| Exercise |
Only lines holding the word "undersøges" should be copied from the material.

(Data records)

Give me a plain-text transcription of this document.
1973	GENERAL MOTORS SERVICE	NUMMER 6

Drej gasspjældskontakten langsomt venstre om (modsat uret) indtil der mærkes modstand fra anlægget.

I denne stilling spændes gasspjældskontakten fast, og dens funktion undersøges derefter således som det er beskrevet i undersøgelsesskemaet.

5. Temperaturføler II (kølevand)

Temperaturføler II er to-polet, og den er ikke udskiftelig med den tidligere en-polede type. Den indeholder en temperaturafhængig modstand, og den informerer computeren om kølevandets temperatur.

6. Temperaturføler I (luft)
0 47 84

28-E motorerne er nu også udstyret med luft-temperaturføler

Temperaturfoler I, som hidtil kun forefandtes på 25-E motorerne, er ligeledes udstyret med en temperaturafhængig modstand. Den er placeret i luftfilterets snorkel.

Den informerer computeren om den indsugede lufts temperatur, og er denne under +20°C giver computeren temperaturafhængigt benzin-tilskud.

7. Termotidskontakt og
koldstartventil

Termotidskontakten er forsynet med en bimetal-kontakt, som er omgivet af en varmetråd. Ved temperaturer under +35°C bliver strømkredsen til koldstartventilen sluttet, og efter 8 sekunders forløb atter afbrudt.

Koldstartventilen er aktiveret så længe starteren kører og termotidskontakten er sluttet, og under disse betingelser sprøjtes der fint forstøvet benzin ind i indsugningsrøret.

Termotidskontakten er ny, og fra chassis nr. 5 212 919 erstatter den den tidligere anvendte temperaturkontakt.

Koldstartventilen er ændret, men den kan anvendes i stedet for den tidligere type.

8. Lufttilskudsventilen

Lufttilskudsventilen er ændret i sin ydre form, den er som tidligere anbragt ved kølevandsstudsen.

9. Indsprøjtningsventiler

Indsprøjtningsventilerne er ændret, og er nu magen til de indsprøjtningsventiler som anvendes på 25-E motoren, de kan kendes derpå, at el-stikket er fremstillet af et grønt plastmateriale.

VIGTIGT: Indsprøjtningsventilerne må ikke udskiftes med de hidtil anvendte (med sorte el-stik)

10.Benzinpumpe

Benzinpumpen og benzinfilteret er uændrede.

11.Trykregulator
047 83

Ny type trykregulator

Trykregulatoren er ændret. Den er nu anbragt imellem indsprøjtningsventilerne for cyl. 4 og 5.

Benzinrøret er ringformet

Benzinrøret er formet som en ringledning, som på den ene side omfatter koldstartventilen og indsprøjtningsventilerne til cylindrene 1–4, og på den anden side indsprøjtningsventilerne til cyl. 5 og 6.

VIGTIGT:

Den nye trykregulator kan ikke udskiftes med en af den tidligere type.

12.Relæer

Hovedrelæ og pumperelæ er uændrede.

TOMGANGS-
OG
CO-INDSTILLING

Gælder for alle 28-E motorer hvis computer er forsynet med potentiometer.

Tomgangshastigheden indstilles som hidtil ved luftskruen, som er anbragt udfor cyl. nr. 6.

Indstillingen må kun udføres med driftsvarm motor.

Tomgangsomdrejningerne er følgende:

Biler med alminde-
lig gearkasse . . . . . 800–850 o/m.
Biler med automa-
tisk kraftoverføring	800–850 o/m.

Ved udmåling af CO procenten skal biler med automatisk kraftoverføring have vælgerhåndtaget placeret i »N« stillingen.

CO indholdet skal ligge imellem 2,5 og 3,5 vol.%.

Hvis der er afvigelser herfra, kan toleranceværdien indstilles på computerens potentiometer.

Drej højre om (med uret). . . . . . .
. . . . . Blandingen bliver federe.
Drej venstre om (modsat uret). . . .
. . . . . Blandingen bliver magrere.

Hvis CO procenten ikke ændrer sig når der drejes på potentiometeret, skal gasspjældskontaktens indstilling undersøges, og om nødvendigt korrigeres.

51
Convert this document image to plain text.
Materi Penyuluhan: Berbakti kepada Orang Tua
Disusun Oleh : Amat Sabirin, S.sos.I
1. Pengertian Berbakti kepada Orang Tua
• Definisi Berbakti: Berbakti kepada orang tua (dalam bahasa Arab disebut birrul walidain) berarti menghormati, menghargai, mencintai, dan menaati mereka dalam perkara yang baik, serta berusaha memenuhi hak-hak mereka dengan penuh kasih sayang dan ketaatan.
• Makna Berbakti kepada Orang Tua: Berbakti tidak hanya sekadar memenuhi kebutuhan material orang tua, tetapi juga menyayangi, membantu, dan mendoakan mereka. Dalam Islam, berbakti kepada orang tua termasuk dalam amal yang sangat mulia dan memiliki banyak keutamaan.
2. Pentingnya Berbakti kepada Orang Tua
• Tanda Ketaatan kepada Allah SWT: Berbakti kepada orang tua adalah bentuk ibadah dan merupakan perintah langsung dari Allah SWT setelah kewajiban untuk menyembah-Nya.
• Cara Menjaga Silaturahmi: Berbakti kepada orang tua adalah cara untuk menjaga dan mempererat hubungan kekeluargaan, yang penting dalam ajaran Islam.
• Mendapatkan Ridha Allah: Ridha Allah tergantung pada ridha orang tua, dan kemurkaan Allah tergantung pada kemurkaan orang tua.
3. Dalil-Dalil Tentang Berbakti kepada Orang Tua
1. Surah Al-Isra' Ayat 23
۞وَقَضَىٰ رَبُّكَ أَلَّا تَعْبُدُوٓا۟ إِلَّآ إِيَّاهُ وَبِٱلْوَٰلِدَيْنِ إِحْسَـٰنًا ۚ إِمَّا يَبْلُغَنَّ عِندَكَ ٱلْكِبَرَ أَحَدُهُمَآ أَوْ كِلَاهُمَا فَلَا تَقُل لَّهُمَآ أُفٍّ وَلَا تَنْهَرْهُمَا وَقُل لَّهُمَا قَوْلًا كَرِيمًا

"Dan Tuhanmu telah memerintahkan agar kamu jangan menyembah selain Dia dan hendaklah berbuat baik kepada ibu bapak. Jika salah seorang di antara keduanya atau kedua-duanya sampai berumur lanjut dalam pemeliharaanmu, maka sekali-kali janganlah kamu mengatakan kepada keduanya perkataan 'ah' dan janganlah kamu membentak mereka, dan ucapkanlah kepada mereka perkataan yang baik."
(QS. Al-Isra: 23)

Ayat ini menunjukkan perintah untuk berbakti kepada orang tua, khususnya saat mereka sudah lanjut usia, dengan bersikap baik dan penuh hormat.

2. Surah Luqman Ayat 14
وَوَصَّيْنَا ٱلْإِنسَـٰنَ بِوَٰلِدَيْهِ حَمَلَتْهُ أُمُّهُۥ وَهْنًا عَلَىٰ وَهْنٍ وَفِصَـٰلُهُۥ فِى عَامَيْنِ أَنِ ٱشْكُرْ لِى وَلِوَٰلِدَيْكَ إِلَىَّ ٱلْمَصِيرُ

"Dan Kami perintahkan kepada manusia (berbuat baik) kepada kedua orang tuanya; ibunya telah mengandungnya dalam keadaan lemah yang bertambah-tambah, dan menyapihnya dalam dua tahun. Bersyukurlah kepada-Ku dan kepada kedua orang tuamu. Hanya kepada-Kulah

| Solution to this problem |
I denne stilling spændes gasspjældskontakten fast, og dens funktion undersøges derefter således som det er beskrevet i undersøgelsesskemaet.
Hvis CO procenten ikke ændrer sig når der drejes på potentiometeret, skal gasspjældskontaktens indstilling undersøges, og om nødvendigt korrigeres.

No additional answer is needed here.